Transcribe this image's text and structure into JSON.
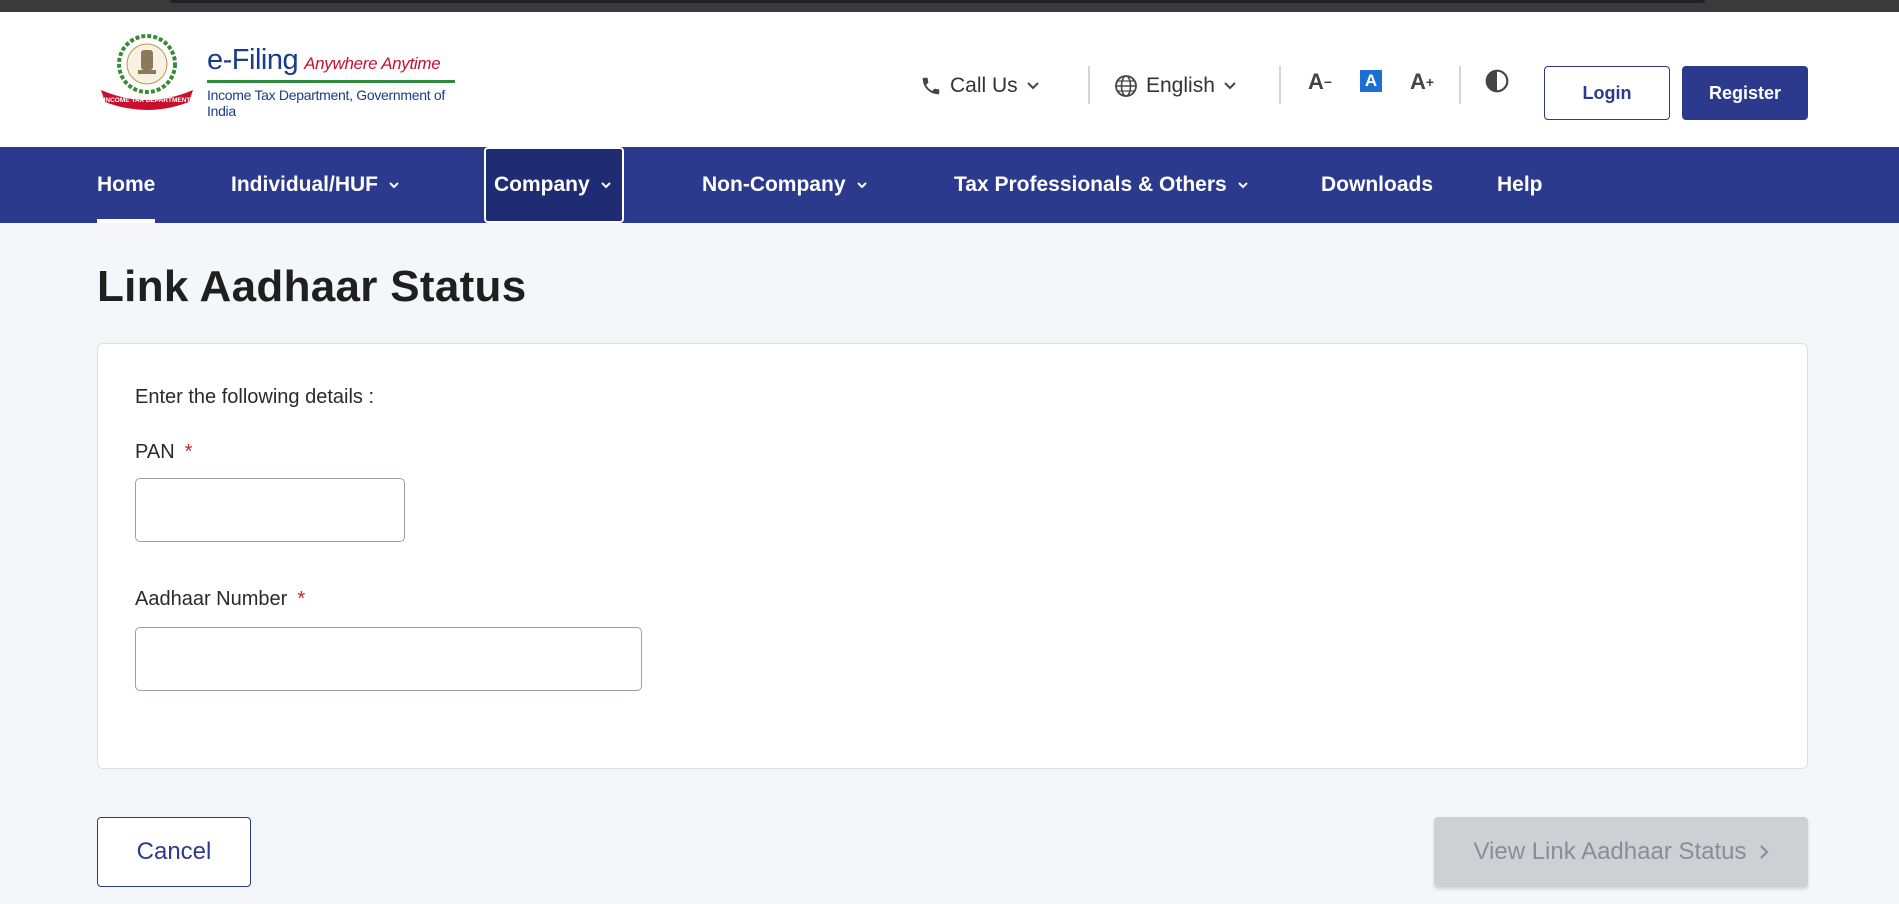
{
  "header": {
    "logo": {
      "name": "e-Filing",
      "tagline": "Anywhere Anytime",
      "department": "Income Tax Department, Government of India",
      "emblem_text": "INCOME TAX DEPARTMENT"
    },
    "call_us_label": "Call Us",
    "language_label": "English",
    "font_decrease_label": "A",
    "font_default_label": "A",
    "font_increase_label": "A",
    "login_label": "Login",
    "register_label": "Register"
  },
  "nav": {
    "items": [
      {
        "label": "Home"
      },
      {
        "label": "Individual/HUF"
      },
      {
        "label": "Company"
      },
      {
        "label": "Non-Company"
      },
      {
        "label": "Tax Professionals & Others"
      },
      {
        "label": "Downloads"
      },
      {
        "label": "Help"
      }
    ]
  },
  "page": {
    "title": "Link Aadhaar Status",
    "intro": "Enter the following details :",
    "pan_label": "PAN",
    "pan_value": "",
    "aadhaar_label": "Aadhaar Number",
    "aadhaar_value": "",
    "required_marker": "*",
    "cancel_label": "Cancel",
    "view_label": "View Link Aadhaar Status"
  },
  "colors": {
    "primary": "#2b3a8c",
    "required": "#c62828",
    "disabled_bg": "#cfd0d4"
  }
}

Problem requirements
Make an exact copy of every entry above, minus the images.

Worked solution
Transcribe this image's text and structure into JSON.
{
  "header": {
    "logo": {
      "name": "e-Filing",
      "tagline": "Anywhere Anytime",
      "department": "Income Tax Department, Government of India",
      "emblem_text": "INCOME TAX DEPARTMENT"
    },
    "call_us_label": "Call Us",
    "language_label": "English",
    "font_decrease_label": "A",
    "font_default_label": "A",
    "font_increase_label": "A",
    "login_label": "Login",
    "register_label": "Register"
  },
  "nav": {
    "items": [
      {
        "label": "Home"
      },
      {
        "label": "Individual/HUF"
      },
      {
        "label": "Company"
      },
      {
        "label": "Non-Company"
      },
      {
        "label": "Tax Professionals & Others"
      },
      {
        "label": "Downloads"
      },
      {
        "label": "Help"
      }
    ]
  },
  "page": {
    "title": "Link Aadhaar Status",
    "intro": "Enter the following details :",
    "pan_label": "PAN",
    "pan_value": "",
    "aadhaar_label": "Aadhaar Number",
    "aadhaar_value": "",
    "required_marker": "*",
    "cancel_label": "Cancel",
    "view_label": "View Link Aadhaar Status"
  },
  "colors": {
    "primary": "#2b3a8c",
    "required": "#c62828",
    "disabled_bg": "#cfd0d4"
  }
}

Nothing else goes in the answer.